▶ **Set task**:
Wherever a line in the data below holds "this", copy that line.

Dataset rows
## Start
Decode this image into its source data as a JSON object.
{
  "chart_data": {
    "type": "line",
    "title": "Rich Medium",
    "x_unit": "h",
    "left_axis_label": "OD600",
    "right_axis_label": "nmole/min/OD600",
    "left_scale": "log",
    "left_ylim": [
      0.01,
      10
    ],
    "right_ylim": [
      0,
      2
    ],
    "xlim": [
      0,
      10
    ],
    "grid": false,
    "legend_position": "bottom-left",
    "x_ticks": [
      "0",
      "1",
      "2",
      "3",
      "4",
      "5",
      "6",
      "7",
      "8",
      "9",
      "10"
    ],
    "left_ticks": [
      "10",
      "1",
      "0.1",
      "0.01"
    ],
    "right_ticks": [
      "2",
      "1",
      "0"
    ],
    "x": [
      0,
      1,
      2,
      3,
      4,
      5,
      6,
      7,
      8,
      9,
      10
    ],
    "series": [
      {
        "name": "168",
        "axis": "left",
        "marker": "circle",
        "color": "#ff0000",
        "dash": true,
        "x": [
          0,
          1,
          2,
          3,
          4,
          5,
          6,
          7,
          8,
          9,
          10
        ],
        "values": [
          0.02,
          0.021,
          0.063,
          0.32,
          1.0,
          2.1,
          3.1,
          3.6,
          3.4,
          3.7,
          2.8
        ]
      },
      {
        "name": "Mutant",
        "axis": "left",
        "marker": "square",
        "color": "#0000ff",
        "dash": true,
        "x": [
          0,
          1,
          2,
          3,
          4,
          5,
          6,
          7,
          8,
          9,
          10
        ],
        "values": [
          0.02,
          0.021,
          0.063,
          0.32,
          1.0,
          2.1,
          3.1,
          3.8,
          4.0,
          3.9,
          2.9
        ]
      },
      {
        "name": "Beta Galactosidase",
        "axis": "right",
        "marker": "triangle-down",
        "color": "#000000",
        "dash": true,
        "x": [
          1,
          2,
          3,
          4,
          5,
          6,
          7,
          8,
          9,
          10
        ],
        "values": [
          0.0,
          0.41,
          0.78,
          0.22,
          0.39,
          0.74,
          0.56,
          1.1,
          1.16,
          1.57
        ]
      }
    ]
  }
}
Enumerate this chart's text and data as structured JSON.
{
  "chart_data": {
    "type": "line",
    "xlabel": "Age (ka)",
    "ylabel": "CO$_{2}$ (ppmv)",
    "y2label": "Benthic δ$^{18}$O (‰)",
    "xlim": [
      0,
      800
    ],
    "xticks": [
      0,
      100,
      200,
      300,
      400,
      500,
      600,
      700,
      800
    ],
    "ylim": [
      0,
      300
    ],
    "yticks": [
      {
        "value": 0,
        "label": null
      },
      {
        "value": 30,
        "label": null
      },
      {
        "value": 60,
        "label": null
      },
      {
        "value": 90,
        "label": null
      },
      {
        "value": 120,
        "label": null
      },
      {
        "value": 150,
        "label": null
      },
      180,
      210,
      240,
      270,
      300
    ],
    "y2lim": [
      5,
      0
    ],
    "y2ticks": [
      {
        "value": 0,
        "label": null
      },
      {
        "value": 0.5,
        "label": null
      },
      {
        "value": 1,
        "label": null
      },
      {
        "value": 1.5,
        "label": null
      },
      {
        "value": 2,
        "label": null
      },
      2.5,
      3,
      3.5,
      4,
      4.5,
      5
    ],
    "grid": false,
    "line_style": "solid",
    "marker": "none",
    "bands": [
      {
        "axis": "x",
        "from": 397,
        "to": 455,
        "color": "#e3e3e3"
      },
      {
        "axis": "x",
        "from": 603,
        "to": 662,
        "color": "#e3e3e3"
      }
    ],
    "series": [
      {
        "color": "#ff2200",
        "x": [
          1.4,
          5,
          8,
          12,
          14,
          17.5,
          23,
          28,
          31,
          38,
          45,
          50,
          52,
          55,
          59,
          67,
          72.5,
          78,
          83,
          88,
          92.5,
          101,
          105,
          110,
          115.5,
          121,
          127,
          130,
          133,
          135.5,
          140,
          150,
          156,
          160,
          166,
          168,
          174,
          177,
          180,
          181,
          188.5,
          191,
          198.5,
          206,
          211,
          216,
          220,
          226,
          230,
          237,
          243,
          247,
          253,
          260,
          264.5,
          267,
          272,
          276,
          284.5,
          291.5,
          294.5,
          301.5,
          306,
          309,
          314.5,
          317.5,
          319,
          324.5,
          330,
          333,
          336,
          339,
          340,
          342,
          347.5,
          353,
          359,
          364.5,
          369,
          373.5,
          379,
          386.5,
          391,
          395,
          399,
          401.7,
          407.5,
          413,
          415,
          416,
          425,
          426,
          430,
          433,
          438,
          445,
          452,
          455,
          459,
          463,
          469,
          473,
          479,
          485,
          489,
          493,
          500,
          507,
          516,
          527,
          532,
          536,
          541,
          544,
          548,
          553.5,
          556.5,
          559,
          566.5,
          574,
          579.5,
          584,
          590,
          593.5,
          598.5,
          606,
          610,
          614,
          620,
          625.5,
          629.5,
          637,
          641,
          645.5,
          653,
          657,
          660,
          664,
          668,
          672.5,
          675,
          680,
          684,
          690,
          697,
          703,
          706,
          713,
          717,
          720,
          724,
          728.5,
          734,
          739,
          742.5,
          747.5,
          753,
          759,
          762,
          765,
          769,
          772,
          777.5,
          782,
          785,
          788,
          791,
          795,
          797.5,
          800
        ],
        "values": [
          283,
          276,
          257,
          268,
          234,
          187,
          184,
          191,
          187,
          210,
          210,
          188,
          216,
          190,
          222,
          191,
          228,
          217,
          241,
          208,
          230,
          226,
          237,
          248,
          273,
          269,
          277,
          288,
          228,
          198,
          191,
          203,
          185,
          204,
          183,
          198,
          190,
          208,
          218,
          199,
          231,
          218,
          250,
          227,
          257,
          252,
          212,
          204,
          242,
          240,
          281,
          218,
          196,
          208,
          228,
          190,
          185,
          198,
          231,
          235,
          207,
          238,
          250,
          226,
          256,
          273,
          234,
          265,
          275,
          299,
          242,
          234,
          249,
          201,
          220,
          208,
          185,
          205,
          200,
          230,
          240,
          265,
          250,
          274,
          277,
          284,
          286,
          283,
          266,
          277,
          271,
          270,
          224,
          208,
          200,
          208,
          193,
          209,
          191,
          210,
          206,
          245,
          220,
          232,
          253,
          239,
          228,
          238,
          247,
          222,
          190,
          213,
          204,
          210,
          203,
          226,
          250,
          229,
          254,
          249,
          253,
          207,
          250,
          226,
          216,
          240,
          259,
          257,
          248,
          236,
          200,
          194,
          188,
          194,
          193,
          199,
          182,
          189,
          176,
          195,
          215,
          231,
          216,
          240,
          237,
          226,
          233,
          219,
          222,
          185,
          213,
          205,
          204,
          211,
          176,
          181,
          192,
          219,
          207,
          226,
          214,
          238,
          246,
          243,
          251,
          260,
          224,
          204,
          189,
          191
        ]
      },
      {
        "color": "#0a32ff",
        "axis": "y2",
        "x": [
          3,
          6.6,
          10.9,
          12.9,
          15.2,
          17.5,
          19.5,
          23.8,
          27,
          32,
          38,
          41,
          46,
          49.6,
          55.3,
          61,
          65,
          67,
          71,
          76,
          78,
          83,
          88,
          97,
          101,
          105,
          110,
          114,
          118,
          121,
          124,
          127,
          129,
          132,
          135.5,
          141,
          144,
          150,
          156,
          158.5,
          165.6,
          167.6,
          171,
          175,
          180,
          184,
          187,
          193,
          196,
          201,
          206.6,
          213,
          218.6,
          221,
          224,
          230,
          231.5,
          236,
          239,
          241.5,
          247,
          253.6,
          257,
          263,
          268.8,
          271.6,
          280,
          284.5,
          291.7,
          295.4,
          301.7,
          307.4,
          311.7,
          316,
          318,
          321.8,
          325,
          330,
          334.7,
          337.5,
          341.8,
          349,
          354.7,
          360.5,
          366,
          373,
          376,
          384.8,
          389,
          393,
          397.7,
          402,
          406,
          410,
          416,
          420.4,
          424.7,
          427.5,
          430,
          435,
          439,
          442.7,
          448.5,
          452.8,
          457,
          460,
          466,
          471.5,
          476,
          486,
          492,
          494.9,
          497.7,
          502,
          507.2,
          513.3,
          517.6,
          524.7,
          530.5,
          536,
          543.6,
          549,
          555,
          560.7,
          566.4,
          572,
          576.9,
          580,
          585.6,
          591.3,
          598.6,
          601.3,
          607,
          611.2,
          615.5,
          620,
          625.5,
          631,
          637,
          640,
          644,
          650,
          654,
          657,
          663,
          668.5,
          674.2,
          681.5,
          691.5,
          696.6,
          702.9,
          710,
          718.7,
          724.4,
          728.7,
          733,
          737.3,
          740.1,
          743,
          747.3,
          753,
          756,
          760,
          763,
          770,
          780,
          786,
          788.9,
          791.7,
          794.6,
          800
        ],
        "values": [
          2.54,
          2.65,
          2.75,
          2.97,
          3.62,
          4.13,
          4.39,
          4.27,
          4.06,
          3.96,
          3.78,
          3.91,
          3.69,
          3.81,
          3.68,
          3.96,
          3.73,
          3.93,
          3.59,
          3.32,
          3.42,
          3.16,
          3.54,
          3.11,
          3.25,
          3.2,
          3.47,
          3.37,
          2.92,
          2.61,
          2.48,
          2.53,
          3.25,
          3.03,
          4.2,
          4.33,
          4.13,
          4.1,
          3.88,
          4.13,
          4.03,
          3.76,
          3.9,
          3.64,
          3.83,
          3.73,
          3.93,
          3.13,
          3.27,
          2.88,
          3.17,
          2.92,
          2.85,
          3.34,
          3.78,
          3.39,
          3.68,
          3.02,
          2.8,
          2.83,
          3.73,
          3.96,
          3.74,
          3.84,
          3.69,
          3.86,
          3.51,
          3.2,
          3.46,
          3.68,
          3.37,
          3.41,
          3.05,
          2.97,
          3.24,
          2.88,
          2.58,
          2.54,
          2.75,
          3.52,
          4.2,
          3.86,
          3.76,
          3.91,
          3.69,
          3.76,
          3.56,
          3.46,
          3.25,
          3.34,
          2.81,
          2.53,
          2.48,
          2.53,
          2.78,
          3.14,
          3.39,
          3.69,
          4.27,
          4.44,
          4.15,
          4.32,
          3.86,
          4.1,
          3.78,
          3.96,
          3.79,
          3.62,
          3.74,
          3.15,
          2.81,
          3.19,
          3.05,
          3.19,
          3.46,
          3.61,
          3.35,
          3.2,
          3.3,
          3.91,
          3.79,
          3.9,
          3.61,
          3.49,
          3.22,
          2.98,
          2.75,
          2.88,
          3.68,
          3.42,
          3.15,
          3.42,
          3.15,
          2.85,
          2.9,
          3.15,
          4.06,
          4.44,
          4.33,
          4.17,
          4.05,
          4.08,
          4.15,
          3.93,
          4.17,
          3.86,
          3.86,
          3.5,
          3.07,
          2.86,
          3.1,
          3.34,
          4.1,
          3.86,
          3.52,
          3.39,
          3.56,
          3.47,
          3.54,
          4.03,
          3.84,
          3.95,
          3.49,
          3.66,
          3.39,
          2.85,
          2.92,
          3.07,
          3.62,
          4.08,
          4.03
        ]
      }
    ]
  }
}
## End
▶ **Answer**:
Decode this image into its source data as a JSON object.
Enumerate this chart's text and data as structured JSON.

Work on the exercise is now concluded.